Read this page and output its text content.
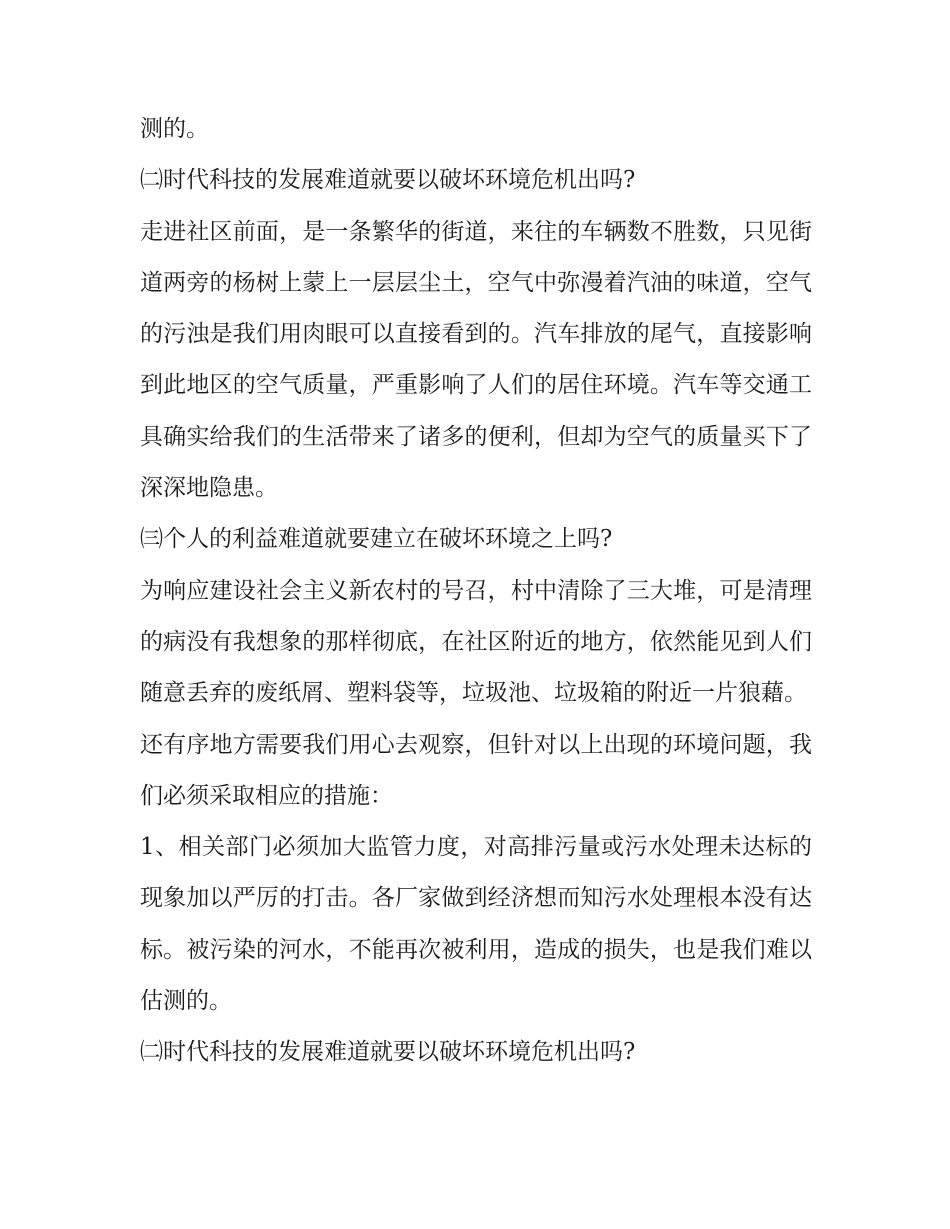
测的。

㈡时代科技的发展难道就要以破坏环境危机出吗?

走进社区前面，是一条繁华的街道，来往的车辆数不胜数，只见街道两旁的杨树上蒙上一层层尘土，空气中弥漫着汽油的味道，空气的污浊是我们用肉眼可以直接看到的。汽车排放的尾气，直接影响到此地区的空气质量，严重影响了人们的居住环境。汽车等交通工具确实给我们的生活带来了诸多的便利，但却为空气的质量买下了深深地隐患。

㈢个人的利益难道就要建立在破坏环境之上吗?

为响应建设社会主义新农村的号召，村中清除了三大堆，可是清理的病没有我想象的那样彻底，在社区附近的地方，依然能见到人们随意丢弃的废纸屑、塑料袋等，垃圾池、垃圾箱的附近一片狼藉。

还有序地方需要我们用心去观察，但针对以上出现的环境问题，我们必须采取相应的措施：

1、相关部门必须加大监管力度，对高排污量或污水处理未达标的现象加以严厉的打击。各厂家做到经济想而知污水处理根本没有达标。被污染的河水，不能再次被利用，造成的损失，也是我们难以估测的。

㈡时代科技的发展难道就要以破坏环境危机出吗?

- - -

### THE TASK
Reproduce the entries above without change, omitting all pictures.

### EXERCISE OUTPUT
Read this page and output its text content.
测的。

㈡时代科技的发展难道就要以破坏环境危机出吗?

走进社区前面，是一条繁华的街道，来往的车辆数不胜数，只见街道两旁的杨树上蒙上一层层尘土，空气中弥漫着汽油的味道，空气的污浊是我们用肉眼可以直接看到的。汽车排放的尾气，直接影响到此地区的空气质量，严重影响了人们的居住环境。汽车等交通工具确实给我们的生活带来了诸多的便利，但却为空气的质量买下了深深地隐患。

㈢个人的利益难道就要建立在破坏环境之上吗?

为响应建设社会主义新农村的号召，村中清除了三大堆，可是清理的病没有我想象的那样彻底，在社区附近的地方，依然能见到人们随意丢弃的废纸屑、塑料袋等，垃圾池、垃圾箱的附近一片狼藉。

还有序地方需要我们用心去观察，但针对以上出现的环境问题，我们必须采取相应的措施：

1、相关部门必须加大监管力度，对高排污量或污水处理未达标的现象加以严厉的打击。各厂家做到经济想而知污水处理根本没有达标。被污染的河水，不能再次被利用，造成的损失，也是我们难以估测的。

㈡时代科技的发展难道就要以破坏环境危机出吗?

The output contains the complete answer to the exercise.